DIRECTIVE:
Restate all of the data exactly.

RECORDS SHOWN:
— start —

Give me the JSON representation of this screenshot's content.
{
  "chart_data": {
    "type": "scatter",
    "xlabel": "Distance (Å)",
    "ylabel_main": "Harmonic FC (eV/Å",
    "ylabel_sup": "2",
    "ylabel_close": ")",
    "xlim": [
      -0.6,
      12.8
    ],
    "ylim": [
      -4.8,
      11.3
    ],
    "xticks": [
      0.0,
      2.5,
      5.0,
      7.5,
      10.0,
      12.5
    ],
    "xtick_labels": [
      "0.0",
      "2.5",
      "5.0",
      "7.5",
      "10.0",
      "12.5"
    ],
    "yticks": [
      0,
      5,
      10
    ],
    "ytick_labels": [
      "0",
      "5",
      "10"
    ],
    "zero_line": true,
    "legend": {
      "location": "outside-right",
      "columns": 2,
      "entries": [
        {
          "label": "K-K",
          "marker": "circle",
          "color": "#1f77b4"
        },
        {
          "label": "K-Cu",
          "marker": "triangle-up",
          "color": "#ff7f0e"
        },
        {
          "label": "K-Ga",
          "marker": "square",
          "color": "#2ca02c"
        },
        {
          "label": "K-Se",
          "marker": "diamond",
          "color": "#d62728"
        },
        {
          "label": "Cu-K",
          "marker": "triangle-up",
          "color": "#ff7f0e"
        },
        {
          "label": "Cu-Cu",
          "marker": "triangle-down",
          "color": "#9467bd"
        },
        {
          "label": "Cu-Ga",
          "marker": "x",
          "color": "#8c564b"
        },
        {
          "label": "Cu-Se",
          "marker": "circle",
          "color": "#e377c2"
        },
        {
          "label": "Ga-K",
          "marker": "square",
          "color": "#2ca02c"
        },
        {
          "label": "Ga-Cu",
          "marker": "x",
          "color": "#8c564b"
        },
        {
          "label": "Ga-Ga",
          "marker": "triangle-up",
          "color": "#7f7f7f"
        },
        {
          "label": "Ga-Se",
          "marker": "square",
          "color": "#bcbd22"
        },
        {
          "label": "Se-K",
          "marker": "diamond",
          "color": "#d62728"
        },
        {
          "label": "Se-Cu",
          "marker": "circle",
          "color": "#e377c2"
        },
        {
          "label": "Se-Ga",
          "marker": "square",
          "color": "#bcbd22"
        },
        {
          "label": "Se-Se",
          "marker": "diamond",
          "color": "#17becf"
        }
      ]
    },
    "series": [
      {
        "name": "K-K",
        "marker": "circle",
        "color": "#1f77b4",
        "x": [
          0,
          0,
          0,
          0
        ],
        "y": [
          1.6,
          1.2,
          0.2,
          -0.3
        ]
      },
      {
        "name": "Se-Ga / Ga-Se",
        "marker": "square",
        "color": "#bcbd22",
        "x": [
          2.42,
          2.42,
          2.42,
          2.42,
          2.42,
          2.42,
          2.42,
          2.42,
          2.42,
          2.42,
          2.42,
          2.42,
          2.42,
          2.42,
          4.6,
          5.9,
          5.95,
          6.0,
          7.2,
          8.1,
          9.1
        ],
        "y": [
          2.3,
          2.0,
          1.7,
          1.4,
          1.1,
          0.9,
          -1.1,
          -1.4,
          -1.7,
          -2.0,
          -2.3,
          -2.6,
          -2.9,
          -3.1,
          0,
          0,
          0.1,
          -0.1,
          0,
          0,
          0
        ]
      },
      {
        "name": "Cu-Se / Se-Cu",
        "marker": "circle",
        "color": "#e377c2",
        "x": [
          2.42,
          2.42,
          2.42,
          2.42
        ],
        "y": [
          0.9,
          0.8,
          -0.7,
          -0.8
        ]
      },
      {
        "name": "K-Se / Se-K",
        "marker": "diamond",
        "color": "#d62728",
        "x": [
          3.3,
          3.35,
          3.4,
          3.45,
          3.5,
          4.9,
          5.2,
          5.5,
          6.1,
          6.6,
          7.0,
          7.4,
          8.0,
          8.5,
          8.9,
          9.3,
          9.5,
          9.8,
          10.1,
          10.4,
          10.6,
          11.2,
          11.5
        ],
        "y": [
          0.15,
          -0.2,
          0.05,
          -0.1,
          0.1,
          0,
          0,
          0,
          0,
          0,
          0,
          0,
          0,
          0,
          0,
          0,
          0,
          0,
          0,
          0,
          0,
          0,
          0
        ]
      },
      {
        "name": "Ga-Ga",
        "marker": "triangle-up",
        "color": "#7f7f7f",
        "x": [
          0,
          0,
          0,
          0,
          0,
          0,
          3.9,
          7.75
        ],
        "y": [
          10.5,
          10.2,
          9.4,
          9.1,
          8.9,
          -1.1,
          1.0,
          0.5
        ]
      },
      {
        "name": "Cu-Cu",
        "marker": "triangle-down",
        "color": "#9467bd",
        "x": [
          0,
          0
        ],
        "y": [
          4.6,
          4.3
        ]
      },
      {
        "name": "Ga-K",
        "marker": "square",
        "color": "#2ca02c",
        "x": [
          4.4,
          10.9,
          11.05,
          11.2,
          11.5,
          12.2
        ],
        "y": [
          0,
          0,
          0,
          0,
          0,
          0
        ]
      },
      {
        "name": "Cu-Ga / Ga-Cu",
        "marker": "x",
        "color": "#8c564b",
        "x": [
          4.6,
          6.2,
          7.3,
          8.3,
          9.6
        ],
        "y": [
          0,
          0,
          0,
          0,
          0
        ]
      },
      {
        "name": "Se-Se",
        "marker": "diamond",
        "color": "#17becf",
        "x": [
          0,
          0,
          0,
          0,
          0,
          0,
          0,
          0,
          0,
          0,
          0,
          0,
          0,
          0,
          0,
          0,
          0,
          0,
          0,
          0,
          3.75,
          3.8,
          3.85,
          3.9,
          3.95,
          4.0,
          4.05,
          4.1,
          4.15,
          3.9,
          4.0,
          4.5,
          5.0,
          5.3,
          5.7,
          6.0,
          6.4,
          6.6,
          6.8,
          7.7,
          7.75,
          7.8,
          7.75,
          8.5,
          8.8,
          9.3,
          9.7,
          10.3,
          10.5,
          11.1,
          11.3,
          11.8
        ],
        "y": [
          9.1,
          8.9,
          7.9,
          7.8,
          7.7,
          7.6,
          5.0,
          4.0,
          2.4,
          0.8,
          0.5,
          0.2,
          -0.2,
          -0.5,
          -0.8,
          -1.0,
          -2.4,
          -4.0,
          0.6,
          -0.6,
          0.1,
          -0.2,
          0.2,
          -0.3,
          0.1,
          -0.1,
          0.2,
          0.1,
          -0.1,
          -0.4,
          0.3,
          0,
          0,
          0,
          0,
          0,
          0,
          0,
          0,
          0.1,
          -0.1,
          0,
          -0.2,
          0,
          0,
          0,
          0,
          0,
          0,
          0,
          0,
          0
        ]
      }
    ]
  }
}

— end —

FINISHED EXERCISE:
Give me the JSON representation of this screenshot's content.
{
  "chart_data": {
    "type": "scatter",
    "xlabel": "Distance (Å)",
    "ylabel_main": "Harmonic FC (eV/Å",
    "ylabel_sup": "2",
    "ylabel_close": ")",
    "xlim": [
      -0.6,
      12.8
    ],
    "ylim": [
      -4.8,
      11.3
    ],
    "xticks": [
      0.0,
      2.5,
      5.0,
      7.5,
      10.0,
      12.5
    ],
    "xtick_labels": [
      "0.0",
      "2.5",
      "5.0",
      "7.5",
      "10.0",
      "12.5"
    ],
    "yticks": [
      0,
      5,
      10
    ],
    "ytick_labels": [
      "0",
      "5",
      "10"
    ],
    "zero_line": true,
    "legend": {
      "location": "outside-right",
      "columns": 2,
      "entries": [
        {
          "label": "K-K",
          "marker": "circle",
          "color": "#1f77b4"
        },
        {
          "label": "K-Cu",
          "marker": "triangle-up",
          "color": "#ff7f0e"
        },
        {
          "label": "K-Ga",
          "marker": "square",
          "color": "#2ca02c"
        },
        {
          "label": "K-Se",
          "marker": "diamond",
          "color": "#d62728"
        },
        {
          "label": "Cu-K",
          "marker": "triangle-up",
          "color": "#ff7f0e"
        },
        {
          "label": "Cu-Cu",
          "marker": "triangle-down",
          "color": "#9467bd"
        },
        {
          "label": "Cu-Ga",
          "marker": "x",
          "color": "#8c564b"
        },
        {
          "label": "Cu-Se",
          "marker": "circle",
          "color": "#e377c2"
        },
        {
          "label": "Ga-K",
          "marker": "square",
          "color": "#2ca02c"
        },
        {
          "label": "Ga-Cu",
          "marker": "x",
          "color": "#8c564b"
        },
        {
          "label": "Ga-Ga",
          "marker": "triangle-up",
          "color": "#7f7f7f"
        },
        {
          "label": "Ga-Se",
          "marker": "square",
          "color": "#bcbd22"
        },
        {
          "label": "Se-K",
          "marker": "diamond",
          "color": "#d62728"
        },
        {
          "label": "Se-Cu",
          "marker": "circle",
          "color": "#e377c2"
        },
        {
          "label": "Se-Ga",
          "marker": "square",
          "color": "#bcbd22"
        },
        {
          "label": "Se-Se",
          "marker": "diamond",
          "color": "#17becf"
        }
      ]
    },
    "series": [
      {
        "name": "K-K",
        "marker": "circle",
        "color": "#1f77b4",
        "x": [
          0,
          0,
          0,
          0
        ],
        "y": [
          1.6,
          1.2,
          0.2,
          -0.3
        ]
      },
      {
        "name": "Se-Ga / Ga-Se",
        "marker": "square",
        "color": "#bcbd22",
        "x": [
          2.42,
          2.42,
          2.42,
          2.42,
          2.42,
          2.42,
          2.42,
          2.42,
          2.42,
          2.42,
          2.42,
          2.42,
          2.42,
          2.42,
          4.6,
          5.9,
          5.95,
          6.0,
          7.2,
          8.1,
          9.1
        ],
        "y": [
          2.3,
          2.0,
          1.7,
          1.4,
          1.1,
          0.9,
          -1.1,
          -1.4,
          -1.7,
          -2.0,
          -2.3,
          -2.6,
          -2.9,
          -3.1,
          0,
          0,
          0.1,
          -0.1,
          0,
          0,
          0
        ]
      },
      {
        "name": "Cu-Se / Se-Cu",
        "marker": "circle",
        "color": "#e377c2",
        "x": [
          2.42,
          2.42,
          2.42,
          2.42
        ],
        "y": [
          0.9,
          0.8,
          -0.7,
          -0.8
        ]
      },
      {
        "name": "K-Se / Se-K",
        "marker": "diamond",
        "color": "#d62728",
        "x": [
          3.3,
          3.35,
          3.4,
          3.45,
          3.5,
          4.9,
          5.2,
          5.5,
          6.1,
          6.6,
          7.0,
          7.4,
          8.0,
          8.5,
          8.9,
          9.3,
          9.5,
          9.8,
          10.1,
          10.4,
          10.6,
          11.2,
          11.5
        ],
        "y": [
          0.15,
          -0.2,
          0.05,
          -0.1,
          0.1,
          0,
          0,
          0,
          0,
          0,
          0,
          0,
          0,
          0,
          0,
          0,
          0,
          0,
          0,
          0,
          0,
          0,
          0
        ]
      },
      {
        "name": "Ga-Ga",
        "marker": "triangle-up",
        "color": "#7f7f7f",
        "x": [
          0,
          0,
          0,
          0,
          0,
          0,
          3.9,
          7.75
        ],
        "y": [
          10.5,
          10.2,
          9.4,
          9.1,
          8.9,
          -1.1,
          1.0,
          0.5
        ]
      },
      {
        "name": "Cu-Cu",
        "marker": "triangle-down",
        "color": "#9467bd",
        "x": [
          0,
          0
        ],
        "y": [
          4.6,
          4.3
        ]
      },
      {
        "name": "Ga-K",
        "marker": "square",
        "color": "#2ca02c",
        "x": [
          4.4,
          10.9,
          11.05,
          11.2,
          11.5,
          12.2
        ],
        "y": [
          0,
          0,
          0,
          0,
          0,
          0
        ]
      },
      {
        "name": "Cu-Ga / Ga-Cu",
        "marker": "x",
        "color": "#8c564b",
        "x": [
          4.6,
          6.2,
          7.3,
          8.3,
          9.6
        ],
        "y": [
          0,
          0,
          0,
          0,
          0
        ]
      },
      {
        "name": "Se-Se",
        "marker": "diamond",
        "color": "#17becf",
        "x": [
          0,
          0,
          0,
          0,
          0,
          0,
          0,
          0,
          0,
          0,
          0,
          0,
          0,
          0,
          0,
          0,
          0,
          0,
          0,
          0,
          3.75,
          3.8,
          3.85,
          3.9,
          3.95,
          4.0,
          4.05,
          4.1,
          4.15,
          3.9,
          4.0,
          4.5,
          5.0,
          5.3,
          5.7,
          6.0,
          6.4,
          6.6,
          6.8,
          7.7,
          7.75,
          7.8,
          7.75,
          8.5,
          8.8,
          9.3,
          9.7,
          10.3,
          10.5,
          11.1,
          11.3,
          11.8
        ],
        "y": [
          9.1,
          8.9,
          7.9,
          7.8,
          7.7,
          7.6,
          5.0,
          4.0,
          2.4,
          0.8,
          0.5,
          0.2,
          -0.2,
          -0.5,
          -0.8,
          -1.0,
          -2.4,
          -4.0,
          0.6,
          -0.6,
          0.1,
          -0.2,
          0.2,
          -0.3,
          0.1,
          -0.1,
          0.2,
          0.1,
          -0.1,
          -0.4,
          0.3,
          0,
          0,
          0,
          0,
          0,
          0,
          0,
          0,
          0.1,
          -0.1,
          0,
          -0.2,
          0,
          0,
          0,
          0,
          0,
          0,
          0,
          0,
          0
        ]
      }
    ]
  }
}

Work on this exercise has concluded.